## START Data in this exercise

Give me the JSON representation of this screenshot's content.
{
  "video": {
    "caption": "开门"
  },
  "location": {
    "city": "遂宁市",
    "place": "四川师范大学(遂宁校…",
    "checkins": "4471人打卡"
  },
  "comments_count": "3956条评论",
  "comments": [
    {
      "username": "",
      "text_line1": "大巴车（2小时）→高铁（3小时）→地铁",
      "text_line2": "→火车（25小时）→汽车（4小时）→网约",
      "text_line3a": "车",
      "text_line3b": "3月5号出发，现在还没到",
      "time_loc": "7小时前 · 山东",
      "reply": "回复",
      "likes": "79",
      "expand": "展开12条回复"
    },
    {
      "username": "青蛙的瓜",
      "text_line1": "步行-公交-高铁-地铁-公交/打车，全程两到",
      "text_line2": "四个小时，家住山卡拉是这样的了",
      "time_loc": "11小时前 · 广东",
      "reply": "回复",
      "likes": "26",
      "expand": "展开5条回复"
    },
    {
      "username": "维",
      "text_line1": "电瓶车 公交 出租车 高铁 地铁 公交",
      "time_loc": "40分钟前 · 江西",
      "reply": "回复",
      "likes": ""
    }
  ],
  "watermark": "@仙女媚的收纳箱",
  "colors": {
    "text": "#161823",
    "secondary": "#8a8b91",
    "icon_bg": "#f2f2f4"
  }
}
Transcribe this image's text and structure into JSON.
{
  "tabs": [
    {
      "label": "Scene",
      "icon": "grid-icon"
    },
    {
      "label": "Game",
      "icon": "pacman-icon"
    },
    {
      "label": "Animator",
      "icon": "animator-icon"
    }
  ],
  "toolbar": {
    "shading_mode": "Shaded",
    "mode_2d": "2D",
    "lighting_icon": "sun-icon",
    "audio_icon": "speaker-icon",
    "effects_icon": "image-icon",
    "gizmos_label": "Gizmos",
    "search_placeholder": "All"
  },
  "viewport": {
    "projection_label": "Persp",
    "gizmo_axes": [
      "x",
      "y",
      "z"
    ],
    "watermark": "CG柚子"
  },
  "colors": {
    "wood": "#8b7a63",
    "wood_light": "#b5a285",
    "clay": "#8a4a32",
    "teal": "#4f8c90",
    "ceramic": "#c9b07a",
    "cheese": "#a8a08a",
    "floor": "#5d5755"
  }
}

## END Data in this exercise

# [What to do]
Pick out every line holding the string "JSON" and return it.

# [The solution]
Give me the JSON representation of this screenshot's content.
Transcribe this image's text and structure into JSON.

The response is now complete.